== TASK INSTRUCTIONS ==
In this exercise, print only the lines from the line with "Output the underlying" to the last line of the data below, inclusive. Any pictures should be left out.

Data tied to figure images:
········
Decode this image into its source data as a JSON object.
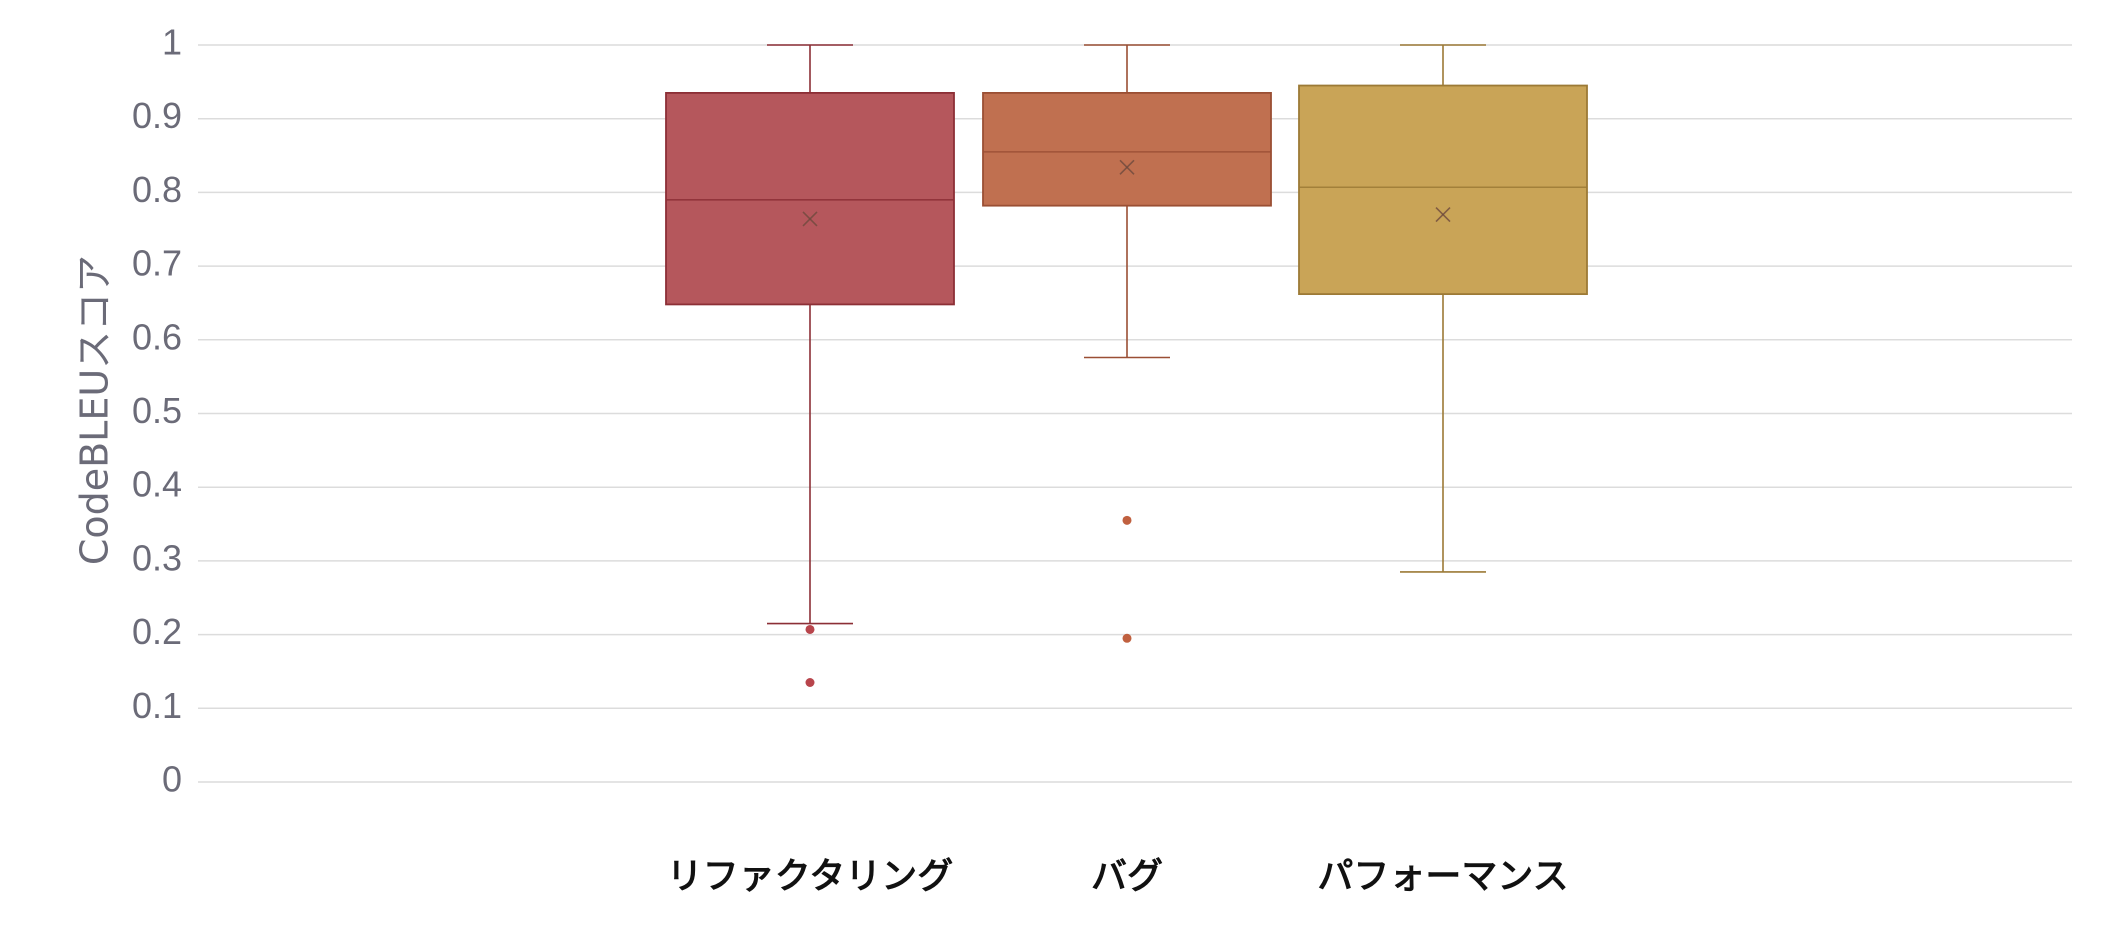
{
  "chart_data": {
    "type": "box",
    "ylabel": "CodeBLEUスコア",
    "ylim": [
      0,
      1
    ],
    "yticks": [
      "0",
      "0.1",
      "0.2",
      "0.3",
      "0.4",
      "0.5",
      "0.6",
      "0.7",
      "0.8",
      "0.9",
      "1"
    ],
    "grid": true,
    "categories": [
      "リファクタリング",
      "バグ",
      "パフォーマンス"
    ],
    "boxes": [
      {
        "name": "リファクタリング",
        "color": "#b5575c",
        "edge": "#8c2f36",
        "whisker_low": 0.215,
        "q1": 0.648,
        "median": 0.79,
        "q3": 0.935,
        "whisker_high": 1.0,
        "mean": 0.764,
        "outliers": [
          0.207,
          0.135
        ]
      },
      {
        "name": "バグ",
        "color": "#c07050",
        "edge": "#9a4f34",
        "whisker_low": 0.576,
        "q1": 0.782,
        "median": 0.855,
        "q3": 0.935,
        "whisker_high": 1.0,
        "mean": 0.834,
        "outliers": [
          0.355,
          0.195
        ]
      },
      {
        "name": "パフォーマンス",
        "color": "#c9a457",
        "edge": "#9c7a36",
        "whisker_low": 0.285,
        "q1": 0.662,
        "median": 0.807,
        "q3": 0.945,
        "whisker_high": 1.0,
        "mean": 0.77,
        "outliers": []
      }
    ]
  }
}
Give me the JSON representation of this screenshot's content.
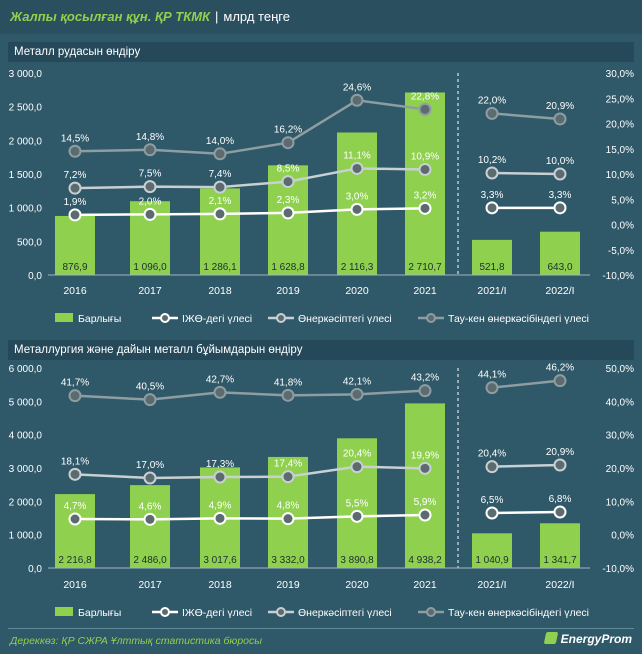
{
  "header": {
    "title": "Жалпы қосылған құн. ҚР ТКМК",
    "separator": "|",
    "unit": "млрд теңге"
  },
  "source": "Дереккөз: ҚР СЖРА Ұлттық статистика бюросы",
  "logo": "EnergyProm",
  "colors": {
    "bar": "#8fd14f",
    "ijo": "#ffffff",
    "industry": "#c8d0d3",
    "mining": "#8e9da2",
    "background": "#2f5868"
  },
  "chart_data": [
    {
      "type": "bar",
      "title": "Металл рудасын өндіру",
      "categories": [
        "2016",
        "2017",
        "2018",
        "2019",
        "2020",
        "2021",
        "2021/I",
        "2022/I"
      ],
      "y_left": {
        "ticks": [
          "0,0",
          "500,0",
          "1 000,0",
          "1 500,0",
          "2 000,0",
          "2 500,0",
          "3 000,0"
        ],
        "ylim": [
          0,
          3000
        ]
      },
      "y_right": {
        "ticks": [
          "-10,0%",
          "-5,0%",
          "0,0%",
          "5,0%",
          "10,0%",
          "15,0%",
          "20,0%",
          "25,0%",
          "30,0%"
        ],
        "ylim": [
          -10,
          30
        ]
      },
      "bars": {
        "name": "Барлығы",
        "values": [
          876.9,
          1096.0,
          1286.1,
          1628.8,
          2116.3,
          2710.7,
          521.8,
          643.0
        ],
        "labels": [
          "876,9",
          "1 096,0",
          "1 286,1",
          "1 628,8",
          "2 116,3",
          "2 710,7",
          "521,8",
          "643,0"
        ]
      },
      "series": [
        {
          "name": "ІЖӨ-дегі үлесі",
          "values": [
            1.9,
            2.0,
            2.1,
            2.3,
            3.0,
            3.2,
            3.3,
            3.3
          ],
          "labels": [
            "1,9%",
            "2,0%",
            "2,1%",
            "2,3%",
            "3,0%",
            "3,2%",
            "3,3%",
            "3,3%"
          ]
        },
        {
          "name": "Өнеркәсіптегі үлесі",
          "values": [
            7.2,
            7.5,
            7.4,
            8.5,
            11.1,
            10.9,
            10.2,
            10.0
          ],
          "labels": [
            "7,2%",
            "7,5%",
            "7,4%",
            "8,5%",
            "11,1%",
            "10,9%",
            "10,2%",
            "10,0%"
          ]
        },
        {
          "name": "Тау-кен өнеркәсібіндегі үлесі",
          "values": [
            14.5,
            14.8,
            14.0,
            16.2,
            24.6,
            22.8,
            22.0,
            20.9
          ],
          "labels": [
            "14,5%",
            "14,8%",
            "14,0%",
            "16,2%",
            "24,6%",
            "22,8%",
            "22,0%",
            "20,9%"
          ]
        }
      ]
    },
    {
      "type": "bar",
      "title": "Металлургия және дайын металл бұйымдарын өндіру",
      "categories": [
        "2016",
        "2017",
        "2018",
        "2019",
        "2020",
        "2021",
        "2021/I",
        "2022/I"
      ],
      "y_left": {
        "ticks": [
          "0,0",
          "1 000,0",
          "2 000,0",
          "3 000,0",
          "4 000,0",
          "5 000,0",
          "6 000,0"
        ],
        "ylim": [
          0,
          6000
        ]
      },
      "y_right": {
        "ticks": [
          "-10,0%",
          "0,0%",
          "10,0%",
          "20,0%",
          "30,0%",
          "40,0%",
          "50,0%"
        ],
        "ylim": [
          -10,
          50
        ]
      },
      "bars": {
        "name": "Барлығы",
        "values": [
          2216.8,
          2486.0,
          3017.6,
          3332.0,
          3890.8,
          4938.2,
          1040.9,
          1341.7
        ],
        "labels": [
          "2 216,8",
          "2 486,0",
          "3 017,6",
          "3 332,0",
          "3 890,8",
          "4 938,2",
          "1 040,9",
          "1 341,7"
        ]
      },
      "series": [
        {
          "name": "ІЖӨ-дегі үлесі",
          "values": [
            4.7,
            4.6,
            4.9,
            4.8,
            5.5,
            5.9,
            6.5,
            6.8
          ],
          "labels": [
            "4,7%",
            "4,6%",
            "4,9%",
            "4,8%",
            "5,5%",
            "5,9%",
            "6,5%",
            "6,8%"
          ]
        },
        {
          "name": "Өнеркәсіптегі үлесі",
          "values": [
            18.1,
            17.0,
            17.3,
            17.4,
            20.4,
            19.9,
            20.4,
            20.9
          ],
          "labels": [
            "18,1%",
            "17,0%",
            "17,3%",
            "17,4%",
            "20,4%",
            "19,9%",
            "20,4%",
            "20,9%"
          ]
        },
        {
          "name": "Тау-кен өнеркәсібіндегі үлесі",
          "values": [
            41.7,
            40.5,
            42.7,
            41.8,
            42.1,
            43.2,
            44.1,
            46.2
          ],
          "labels": [
            "41,7%",
            "40,5%",
            "42,7%",
            "41,8%",
            "42,1%",
            "43,2%",
            "44,1%",
            "46,2%"
          ]
        }
      ]
    }
  ]
}
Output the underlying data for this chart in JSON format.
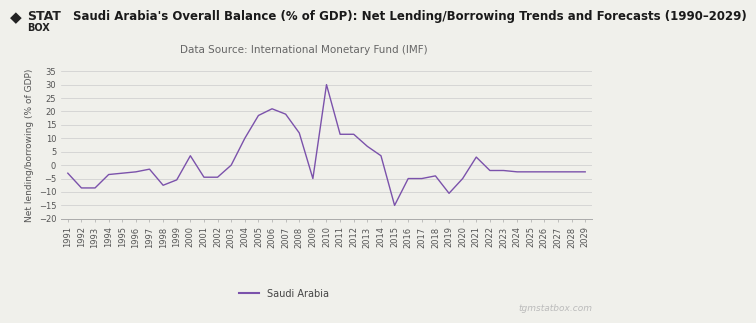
{
  "title": "Saudi Arabia's Overall Balance (% of GDP): Net Lending/Borrowing Trends and Forecasts (1990–2029)",
  "subtitle": "Data Source: International Monetary Fund (IMF)",
  "ylabel": "Net lending/borrowing (% of GDP)",
  "legend_label": "Saudi Arabia",
  "watermark": "tgmstatbox.com",
  "line_color": "#7B52AB",
  "background_color": "#F0F0EB",
  "years": [
    1991,
    1992,
    1993,
    1994,
    1995,
    1996,
    1997,
    1998,
    1999,
    2000,
    2001,
    2002,
    2003,
    2004,
    2005,
    2006,
    2007,
    2008,
    2009,
    2010,
    2011,
    2012,
    2013,
    2014,
    2015,
    2016,
    2017,
    2018,
    2019,
    2020,
    2021,
    2022,
    2023,
    2024,
    2025,
    2026,
    2027,
    2028,
    2029
  ],
  "values": [
    -3.0,
    -8.5,
    -8.5,
    -3.5,
    -3.0,
    -2.5,
    -1.5,
    -7.5,
    -5.5,
    3.5,
    -4.5,
    -4.5,
    0.0,
    10.0,
    18.5,
    21.0,
    19.0,
    12.0,
    -5.0,
    30.0,
    11.5,
    11.5,
    7.0,
    3.5,
    -15.0,
    -5.0,
    -5.0,
    -4.0,
    -10.5,
    -5.0,
    3.0,
    -2.0,
    -2.0,
    -2.5,
    -2.5,
    -2.5,
    -2.5,
    -2.5,
    -2.5
  ],
  "ylim": [
    -20,
    35
  ],
  "yticks": [
    -20,
    -15,
    -10,
    -5,
    0,
    5,
    10,
    15,
    20,
    25,
    30,
    35
  ],
  "title_fontsize": 8.5,
  "subtitle_fontsize": 7.5,
  "axis_fontsize": 6,
  "ylabel_fontsize": 6.5,
  "logo_text1": "◆ STAT",
  "logo_text2": "BOX"
}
········
== EXPECTED OUTPUT ==
Output the underlying data for this chart in JSON format.
{
  "title": "Saudi Arabia's Overall Balance (% of GDP): Net Lending/Borrowing Trends and Forecasts (1990–2029)",
  "subtitle": "Data Source: International Monetary Fund (IMF)",
  "ylabel": "Net lending/borrowing (% of GDP)",
  "legend_label": "Saudi Arabia",
  "watermark": "tgmstatbox.com",
  "line_color": "#7B52AB",
  "background_color": "#F0F0EB",
  "years": [
    1991,
    1992,
    1993,
    1994,
    1995,
    1996,
    1997,
    1998,
    1999,
    2000,
    2001,
    2002,
    2003,
    2004,
    2005,
    2006,
    2007,
    2008,
    2009,
    2010,
    2011,
    2012,
    2013,
    2014,
    2015,
    2016,
    2017,
    2018,
    2019,
    2020,
    2021,
    2022,
    2023,
    2024,
    2025,
    2026,
    2027,
    2028,
    2029
  ],
  "values": [
    -3.0,
    -8.5,
    -8.5,
    -3.5,
    -3.0,
    -2.5,
    -1.5,
    -7.5,
    -5.5,
    3.5,
    -4.5,
    -4.5,
    0.0,
    10.0,
    18.5,
    21.0,
    19.0,
    12.0,
    -5.0,
    30.0,
    11.5,
    11.5,
    7.0,
    3.5,
    -15.0,
    -5.0,
    -5.0,
    -4.0,
    -10.5,
    -5.0,
    3.0,
    -2.0,
    -2.0,
    -2.5,
    -2.5,
    -2.5,
    -2.5,
    -2.5,
    -2.5
  ],
  "ylim": [
    -20,
    35
  ],
  "yticks": [
    -20,
    -15,
    -10,
    -5,
    0,
    5,
    10,
    15,
    20,
    25,
    30,
    35
  ],
  "title_fontsize": 8.5,
  "subtitle_fontsize": 7.5,
  "axis_fontsize": 6,
  "ylabel_fontsize": 6.5,
  "logo_text1": "◆ STAT",
  "logo_text2": "BOX"
}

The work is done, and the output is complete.